_YOUR GOAL_
Give the entries again, word for word.

╔══

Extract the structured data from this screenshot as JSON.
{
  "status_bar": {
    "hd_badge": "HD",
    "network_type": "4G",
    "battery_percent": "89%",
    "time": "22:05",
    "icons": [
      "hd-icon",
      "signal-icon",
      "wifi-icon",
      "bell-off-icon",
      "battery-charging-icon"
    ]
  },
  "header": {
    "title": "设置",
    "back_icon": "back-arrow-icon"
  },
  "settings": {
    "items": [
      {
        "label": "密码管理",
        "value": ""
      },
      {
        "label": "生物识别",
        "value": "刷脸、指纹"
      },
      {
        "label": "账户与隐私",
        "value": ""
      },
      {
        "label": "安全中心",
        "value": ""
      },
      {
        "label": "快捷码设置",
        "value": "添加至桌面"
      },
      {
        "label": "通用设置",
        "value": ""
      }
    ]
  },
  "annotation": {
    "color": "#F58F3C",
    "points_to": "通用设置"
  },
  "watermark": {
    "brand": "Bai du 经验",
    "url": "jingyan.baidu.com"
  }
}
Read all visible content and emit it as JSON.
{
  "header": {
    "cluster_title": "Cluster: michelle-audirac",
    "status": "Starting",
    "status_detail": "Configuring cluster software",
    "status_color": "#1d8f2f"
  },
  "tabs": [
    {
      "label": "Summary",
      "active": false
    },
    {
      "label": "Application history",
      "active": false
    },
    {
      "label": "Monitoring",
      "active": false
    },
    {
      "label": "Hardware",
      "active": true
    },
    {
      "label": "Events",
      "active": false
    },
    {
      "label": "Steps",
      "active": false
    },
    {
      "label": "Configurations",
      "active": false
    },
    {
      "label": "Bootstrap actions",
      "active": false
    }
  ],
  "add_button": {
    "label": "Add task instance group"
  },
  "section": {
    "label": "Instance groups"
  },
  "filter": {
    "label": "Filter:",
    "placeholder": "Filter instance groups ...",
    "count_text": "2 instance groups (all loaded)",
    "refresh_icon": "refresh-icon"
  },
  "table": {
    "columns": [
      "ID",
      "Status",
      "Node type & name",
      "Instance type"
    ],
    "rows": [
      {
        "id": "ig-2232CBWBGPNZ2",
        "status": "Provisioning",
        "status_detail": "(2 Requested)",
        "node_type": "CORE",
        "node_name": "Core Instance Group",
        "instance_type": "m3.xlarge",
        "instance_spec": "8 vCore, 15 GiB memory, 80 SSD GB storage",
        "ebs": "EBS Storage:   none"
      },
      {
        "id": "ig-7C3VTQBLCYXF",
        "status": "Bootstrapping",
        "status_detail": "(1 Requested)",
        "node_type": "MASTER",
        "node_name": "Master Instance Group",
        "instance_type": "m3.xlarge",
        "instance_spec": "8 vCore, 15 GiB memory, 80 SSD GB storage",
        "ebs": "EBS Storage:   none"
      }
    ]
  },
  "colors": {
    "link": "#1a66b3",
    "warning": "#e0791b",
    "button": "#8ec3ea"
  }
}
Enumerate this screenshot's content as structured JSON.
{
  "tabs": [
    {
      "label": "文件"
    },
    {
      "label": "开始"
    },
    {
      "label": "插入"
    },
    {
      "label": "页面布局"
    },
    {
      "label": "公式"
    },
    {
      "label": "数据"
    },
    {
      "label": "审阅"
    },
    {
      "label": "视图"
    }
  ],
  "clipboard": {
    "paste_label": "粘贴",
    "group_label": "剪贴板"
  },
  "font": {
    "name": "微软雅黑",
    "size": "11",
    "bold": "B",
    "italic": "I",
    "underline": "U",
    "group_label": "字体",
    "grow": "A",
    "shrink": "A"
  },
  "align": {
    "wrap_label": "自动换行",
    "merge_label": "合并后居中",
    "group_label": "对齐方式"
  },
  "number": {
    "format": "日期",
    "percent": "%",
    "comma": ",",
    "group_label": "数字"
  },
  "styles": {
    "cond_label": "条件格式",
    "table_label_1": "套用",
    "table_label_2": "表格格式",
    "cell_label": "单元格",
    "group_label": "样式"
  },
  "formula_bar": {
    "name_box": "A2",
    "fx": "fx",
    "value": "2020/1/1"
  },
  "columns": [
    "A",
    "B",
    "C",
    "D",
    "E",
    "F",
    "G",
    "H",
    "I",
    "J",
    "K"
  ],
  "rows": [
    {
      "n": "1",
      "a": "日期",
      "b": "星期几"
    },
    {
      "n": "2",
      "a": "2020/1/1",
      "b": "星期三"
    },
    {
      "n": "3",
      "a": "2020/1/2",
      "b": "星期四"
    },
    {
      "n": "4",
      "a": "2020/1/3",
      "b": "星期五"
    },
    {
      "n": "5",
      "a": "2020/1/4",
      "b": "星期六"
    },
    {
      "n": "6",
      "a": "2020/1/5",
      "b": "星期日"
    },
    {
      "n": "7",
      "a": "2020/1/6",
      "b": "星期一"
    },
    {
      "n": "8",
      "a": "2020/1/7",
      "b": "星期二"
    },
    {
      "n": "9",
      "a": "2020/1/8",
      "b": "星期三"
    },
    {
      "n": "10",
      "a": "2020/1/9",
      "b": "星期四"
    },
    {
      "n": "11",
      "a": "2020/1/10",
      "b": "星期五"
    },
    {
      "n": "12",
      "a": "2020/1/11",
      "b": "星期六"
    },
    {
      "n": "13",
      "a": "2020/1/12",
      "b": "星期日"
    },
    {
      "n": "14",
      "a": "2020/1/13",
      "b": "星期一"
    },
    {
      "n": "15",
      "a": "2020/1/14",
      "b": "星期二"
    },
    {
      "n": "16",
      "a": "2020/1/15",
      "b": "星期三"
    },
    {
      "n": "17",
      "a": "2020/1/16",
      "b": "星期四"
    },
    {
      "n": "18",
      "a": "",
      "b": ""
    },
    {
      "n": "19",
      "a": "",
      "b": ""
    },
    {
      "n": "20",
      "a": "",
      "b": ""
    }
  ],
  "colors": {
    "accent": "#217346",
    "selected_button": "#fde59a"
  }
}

╚══

_SOLUTION FOR THIS TASK_
Extract the structured data from this screenshot as JSON.
{
  "status_bar": {
    "hd_badge": "HD",
    "network_type": "4G",
    "battery_percent": "89%",
    "time": "22:05",
    "icons": [
      "hd-icon",
      "signal-icon",
      "wifi-icon",
      "bell-off-icon",
      "battery-charging-icon"
    ]
  },
  "header": {
    "title": "设置",
    "back_icon": "back-arrow-icon"
  },
  "settings": {
    "items": [
      {
        "label": "密码管理",
        "value": ""
      },
      {
        "label": "生物识别",
        "value": "刷脸、指纹"
      },
      {
        "label": "账户与隐私",
        "value": ""
      },
      {
        "label": "安全中心",
        "value": ""
      },
      {
        "label": "快捷码设置",
        "value": "添加至桌面"
      },
      {
        "label": "通用设置",
        "value": ""
      }
    ]
  },
  "annotation": {
    "color": "#F58F3C",
    "points_to": "通用设置"
  },
  "watermark": {
    "brand": "Bai du 经验",
    "url": "jingyan.baidu.com"
  }
}
Read all visible content and emit it as JSON.
{
  "header": {
    "cluster_title": "Cluster: michelle-audirac",
    "status": "Starting",
    "status_detail": "Configuring cluster software",
    "status_color": "#1d8f2f"
  },
  "tabs": [
    {
      "label": "Summary",
      "active": false
    },
    {
      "label": "Application history",
      "active": false
    },
    {
      "label": "Monitoring",
      "active": false
    },
    {
      "label": "Hardware",
      "active": true
    },
    {
      "label": "Events",
      "active": false
    },
    {
      "label": "Steps",
      "active": false
    },
    {
      "label": "Configurations",
      "active": false
    },
    {
      "label": "Bootstrap actions",
      "active": false
    }
  ],
  "add_button": {
    "label": "Add task instance group"
  },
  "section": {
    "label": "Instance groups"
  },
  "filter": {
    "label": "Filter:",
    "placeholder": "Filter instance groups ...",
    "count_text": "2 instance groups (all loaded)",
    "refresh_icon": "refresh-icon"
  },
  "table": {
    "columns": [
      "ID",
      "Status",
      "Node type & name",
      "Instance type"
    ],
    "rows": [
      {
        "id": "ig-2232CBWBGPNZ2",
        "status": "Provisioning",
        "status_detail": "(2 Requested)",
        "node_type": "CORE",
        "node_name": "Core Instance Group",
        "instance_type": "m3.xlarge",
        "instance_spec": "8 vCore, 15 GiB memory, 80 SSD GB storage",
        "ebs": "EBS Storage:   none"
      },
      {
        "id": "ig-7C3VTQBLCYXF",
        "status": "Bootstrapping",
        "status_detail": "(1 Requested)",
        "node_type": "MASTER",
        "node_name": "Master Instance Group",
        "instance_type": "m3.xlarge",
        "instance_spec": "8 vCore, 15 GiB memory, 80 SSD GB storage",
        "ebs": "EBS Storage:   none"
      }
    ]
  },
  "colors": {
    "link": "#1a66b3",
    "warning": "#e0791b",
    "button": "#8ec3ea"
  }
}
Enumerate this screenshot's content as structured JSON.
{
  "tabs": [
    {
      "label": "文件"
    },
    {
      "label": "开始"
    },
    {
      "label": "插入"
    },
    {
      "label": "页面布局"
    },
    {
      "label": "公式"
    },
    {
      "label": "数据"
    },
    {
      "label": "审阅"
    },
    {
      "label": "视图"
    }
  ],
  "clipboard": {
    "paste_label": "粘贴",
    "group_label": "剪贴板"
  },
  "font": {
    "name": "微软雅黑",
    "size": "11",
    "bold": "B",
    "italic": "I",
    "underline": "U",
    "group_label": "字体",
    "grow": "A",
    "shrink": "A"
  },
  "align": {
    "wrap_label": "自动换行",
    "merge_label": "合并后居中",
    "group_label": "对齐方式"
  },
  "number": {
    "format": "日期",
    "percent": "%",
    "comma": ",",
    "group_label": "数字"
  },
  "styles": {
    "cond_label": "条件格式",
    "table_label_1": "套用",
    "table_label_2": "表格格式",
    "cell_label": "单元格",
    "group_label": "样式"
  },
  "formula_bar": {
    "name_box": "A2",
    "fx": "fx",
    "value": "2020/1/1"
  },
  "columns": [
    "A",
    "B",
    "C",
    "D",
    "E",
    "F",
    "G",
    "H",
    "I",
    "J",
    "K"
  ],
  "rows": [
    {
      "n": "1",
      "a": "日期",
      "b": "星期几"
    },
    {
      "n": "2",
      "a": "2020/1/1",
      "b": "星期三"
    },
    {
      "n": "3",
      "a": "2020/1/2",
      "b": "星期四"
    },
    {
      "n": "4",
      "a": "2020/1/3",
      "b": "星期五"
    },
    {
      "n": "5",
      "a": "2020/1/4",
      "b": "星期六"
    },
    {
      "n": "6",
      "a": "2020/1/5",
      "b": "星期日"
    },
    {
      "n": "7",
      "a": "2020/1/6",
      "b": "星期一"
    },
    {
      "n": "8",
      "a": "2020/1/7",
      "b": "星期二"
    },
    {
      "n": "9",
      "a": "2020/1/8",
      "b": "星期三"
    },
    {
      "n": "10",
      "a": "2020/1/9",
      "b": "星期四"
    },
    {
      "n": "11",
      "a": "2020/1/10",
      "b": "星期五"
    },
    {
      "n": "12",
      "a": "2020/1/11",
      "b": "星期六"
    },
    {
      "n": "13",
      "a": "2020/1/12",
      "b": "星期日"
    },
    {
      "n": "14",
      "a": "2020/1/13",
      "b": "星期一"
    },
    {
      "n": "15",
      "a": "2020/1/14",
      "b": "星期二"
    },
    {
      "n": "16",
      "a": "2020/1/15",
      "b": "星期三"
    },
    {
      "n": "17",
      "a": "2020/1/16",
      "b": "星期四"
    },
    {
      "n": "18",
      "a": "",
      "b": ""
    },
    {
      "n": "19",
      "a": "",
      "b": ""
    },
    {
      "n": "20",
      "a": "",
      "b": ""
    }
  ],
  "colors": {
    "accent": "#217346",
    "selected_button": "#fde59a"
  }
}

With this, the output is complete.